→ Exercise goal:
Gather every line of the entries that includes the word "ASIAN".

→ Data records:

════

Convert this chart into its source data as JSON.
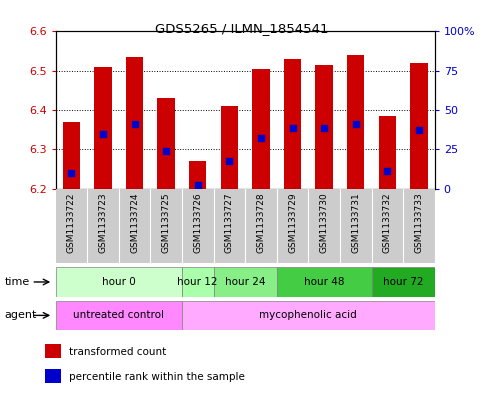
{
  "title": "GDS5265 / ILMN_1854541",
  "samples": [
    "GSM1133722",
    "GSM1133723",
    "GSM1133724",
    "GSM1133725",
    "GSM1133726",
    "GSM1133727",
    "GSM1133728",
    "GSM1133729",
    "GSM1133730",
    "GSM1133731",
    "GSM1133732",
    "GSM1133733"
  ],
  "bar_tops": [
    6.37,
    6.51,
    6.535,
    6.43,
    6.27,
    6.41,
    6.505,
    6.53,
    6.515,
    6.54,
    6.385,
    6.52
  ],
  "bar_base": 6.2,
  "blue_dots": [
    6.24,
    6.34,
    6.365,
    6.295,
    6.21,
    6.27,
    6.33,
    6.355,
    6.355,
    6.365,
    6.245,
    6.35
  ],
  "ylim": [
    6.2,
    6.6
  ],
  "yticks_left": [
    6.2,
    6.3,
    6.4,
    6.5,
    6.6
  ],
  "yticks_right": [
    0,
    25,
    50,
    75,
    100
  ],
  "ylabel_left_color": "#cc0000",
  "ylabel_right_color": "#0000cc",
  "bar_color": "#cc0000",
  "dot_color": "#0000cc",
  "dot_size": 18,
  "bar_width": 0.55,
  "time_groups": [
    {
      "label": "hour 0",
      "cols": [
        0,
        1,
        2,
        3
      ]
    },
    {
      "label": "hour 12",
      "cols": [
        4
      ]
    },
    {
      "label": "hour 24",
      "cols": [
        5,
        6
      ]
    },
    {
      "label": "hour 48",
      "cols": [
        7,
        8,
        9
      ]
    },
    {
      "label": "hour 72",
      "cols": [
        10,
        11
      ]
    }
  ],
  "time_colors": [
    "#ccffcc",
    "#aaffaa",
    "#88ee88",
    "#44cc44",
    "#22aa22"
  ],
  "agent_groups": [
    {
      "label": "untreated control",
      "cols": [
        0,
        1,
        2,
        3
      ]
    },
    {
      "label": "mycophenolic acid",
      "cols": [
        4,
        5,
        6,
        7,
        8,
        9,
        10,
        11
      ]
    }
  ],
  "agent_colors": [
    "#ff88ff",
    "#ffaaff"
  ],
  "legend_red_label": "transformed count",
  "legend_blue_label": "percentile rank within the sample",
  "xlabel_bg": "#cccccc",
  "plot_bg": "#ffffff"
}
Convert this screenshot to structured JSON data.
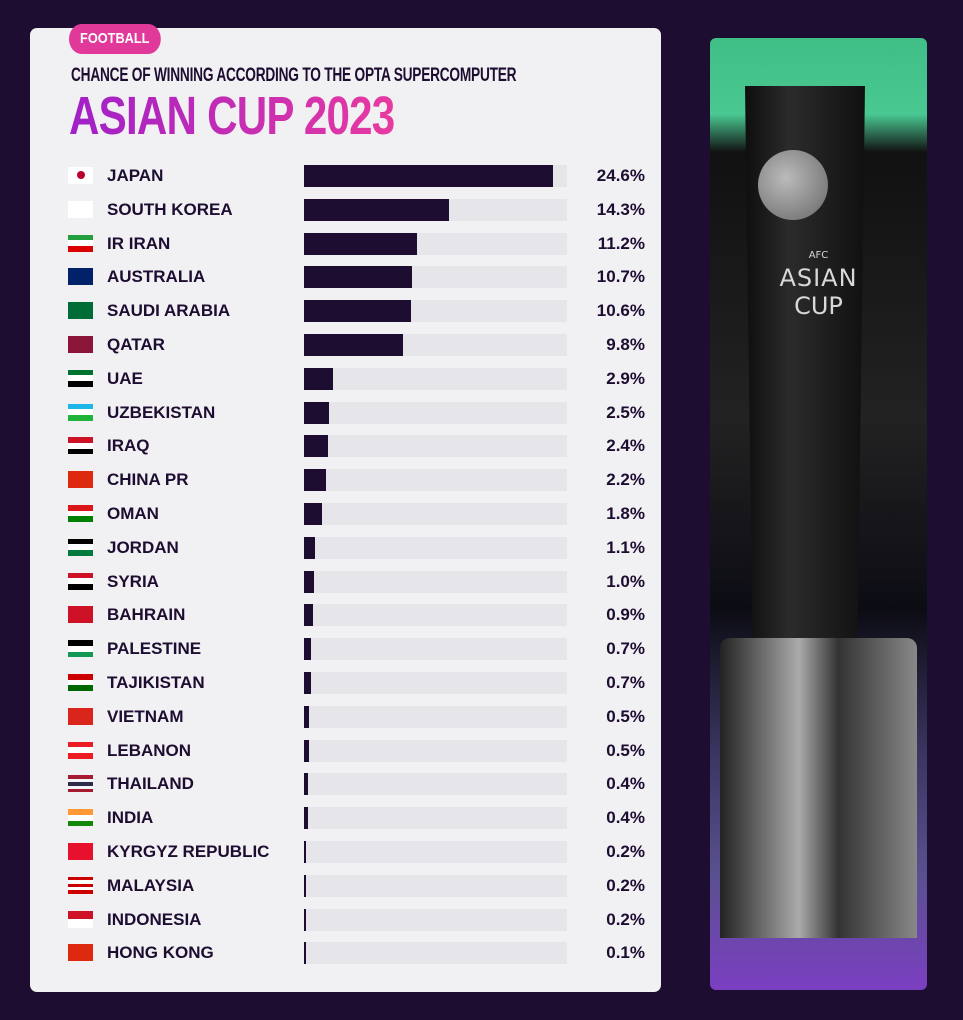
{
  "header": {
    "tag": "FOOTBALL",
    "subtitle": "CHANCE OF WINNING ACCORDING TO THE OPTA SUPERCOMPUTER",
    "title": "ASIAN CUP 2023"
  },
  "colors": {
    "background": "#1d0d31",
    "bar": "#1d0d31",
    "track": "#e6e5e9",
    "tag": "#e0399a",
    "title_gradient": [
      "#a020c8",
      "#e83aa0"
    ]
  },
  "photo": {
    "trophy_text_1": "AFC",
    "trophy_text_2": "ASIAN",
    "trophy_text_3": "CUP"
  },
  "chart_data": {
    "type": "bar",
    "orientation": "horizontal",
    "xlim": [
      0,
      26
    ],
    "unit": "%",
    "categories": [
      "JAPAN",
      "SOUTH KOREA",
      "IR IRAN",
      "AUSTRALIA",
      "SAUDI ARABIA",
      "QATAR",
      "UAE",
      "UZBEKISTAN",
      "IRAQ",
      "CHINA PR",
      "OMAN",
      "JORDAN",
      "SYRIA",
      "BAHRAIN",
      "PALESTINE",
      "TAJIKISTAN",
      "VIETNAM",
      "LEBANON",
      "THAILAND",
      "INDIA",
      "KYRGYZ REPUBLIC",
      "MALAYSIA",
      "INDONESIA",
      "HONG KONG"
    ],
    "values": [
      24.6,
      14.3,
      11.2,
      10.7,
      10.6,
      9.8,
      2.9,
      2.5,
      2.4,
      2.2,
      1.8,
      1.1,
      1.0,
      0.9,
      0.7,
      0.7,
      0.5,
      0.5,
      0.4,
      0.4,
      0.2,
      0.2,
      0.2,
      0.1
    ],
    "labels": [
      "24.6%",
      "14.3%",
      "11.2%",
      "10.7%",
      "10.6%",
      "9.8%",
      "2.9%",
      "2.5%",
      "2.4%",
      "2.2%",
      "1.8%",
      "1.1%",
      "1.0%",
      "0.9%",
      "0.7%",
      "0.7%",
      "0.5%",
      "0.5%",
      "0.4%",
      "0.4%",
      "0.2%",
      "0.2%",
      "0.2%",
      "0.1%"
    ]
  }
}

════

→ Written reply:
    "title": "ASIAN CUP 2023"
    "trophy_text_2": "ASIAN",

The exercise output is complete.